* BEGIN Records shown *
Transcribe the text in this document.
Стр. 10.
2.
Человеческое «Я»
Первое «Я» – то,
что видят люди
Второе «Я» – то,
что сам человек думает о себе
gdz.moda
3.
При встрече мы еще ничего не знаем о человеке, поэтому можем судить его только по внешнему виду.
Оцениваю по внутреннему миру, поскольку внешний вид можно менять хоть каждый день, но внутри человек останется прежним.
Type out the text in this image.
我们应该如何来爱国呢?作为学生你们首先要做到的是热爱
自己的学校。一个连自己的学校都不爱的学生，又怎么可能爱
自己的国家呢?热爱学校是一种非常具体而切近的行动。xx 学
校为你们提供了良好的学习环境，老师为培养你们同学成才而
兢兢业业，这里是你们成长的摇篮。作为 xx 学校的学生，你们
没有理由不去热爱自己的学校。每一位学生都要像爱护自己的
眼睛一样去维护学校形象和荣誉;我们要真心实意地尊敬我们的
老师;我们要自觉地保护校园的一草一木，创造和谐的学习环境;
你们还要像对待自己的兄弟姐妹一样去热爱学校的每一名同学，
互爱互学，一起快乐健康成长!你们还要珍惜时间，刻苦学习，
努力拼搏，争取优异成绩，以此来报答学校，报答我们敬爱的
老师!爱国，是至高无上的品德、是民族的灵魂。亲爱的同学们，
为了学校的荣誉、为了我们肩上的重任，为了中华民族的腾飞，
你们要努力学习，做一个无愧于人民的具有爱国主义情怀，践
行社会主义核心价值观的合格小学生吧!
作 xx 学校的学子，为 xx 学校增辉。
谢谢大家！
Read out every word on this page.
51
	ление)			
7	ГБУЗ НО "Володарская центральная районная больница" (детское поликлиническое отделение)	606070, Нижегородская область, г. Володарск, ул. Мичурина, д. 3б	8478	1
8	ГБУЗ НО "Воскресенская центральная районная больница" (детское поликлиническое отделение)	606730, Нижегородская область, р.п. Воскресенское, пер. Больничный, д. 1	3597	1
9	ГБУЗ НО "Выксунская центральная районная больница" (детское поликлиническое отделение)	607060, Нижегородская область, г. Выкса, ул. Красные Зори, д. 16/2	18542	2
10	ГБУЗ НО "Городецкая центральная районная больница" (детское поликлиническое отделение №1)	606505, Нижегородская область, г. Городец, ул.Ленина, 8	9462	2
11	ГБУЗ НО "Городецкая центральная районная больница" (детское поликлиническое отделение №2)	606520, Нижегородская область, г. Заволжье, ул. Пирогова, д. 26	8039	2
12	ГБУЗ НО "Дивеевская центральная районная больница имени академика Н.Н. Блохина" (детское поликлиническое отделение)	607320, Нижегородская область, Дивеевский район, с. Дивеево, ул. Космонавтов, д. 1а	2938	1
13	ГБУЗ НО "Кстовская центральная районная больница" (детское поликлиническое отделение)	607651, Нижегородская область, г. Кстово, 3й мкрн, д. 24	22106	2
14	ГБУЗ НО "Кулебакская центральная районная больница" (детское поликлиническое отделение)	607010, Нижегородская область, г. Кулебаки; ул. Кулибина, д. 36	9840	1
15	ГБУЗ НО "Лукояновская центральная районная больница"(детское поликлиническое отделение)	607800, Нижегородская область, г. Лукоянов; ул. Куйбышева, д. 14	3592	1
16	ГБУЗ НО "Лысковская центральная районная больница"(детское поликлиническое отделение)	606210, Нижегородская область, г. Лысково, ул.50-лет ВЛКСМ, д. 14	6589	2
* END Records shown *
■ **Work to complete**
Pick every line with "Городецкая" in it and copy it.

■ **Solved problem**
10	ГБУЗ НО "Городецкая центральная районная больница" (детское поликлиническое отделение №1)	606505, Нижегородская область, г. Городец, ул.Ленина, 8	9462	2
11	ГБУЗ НО "Городецкая центральная районная больница" (детское поликлиническое отделение №2)	606520, Нижегородская область, г. Заволжье, ул. Пирогова, д. 26	8039	2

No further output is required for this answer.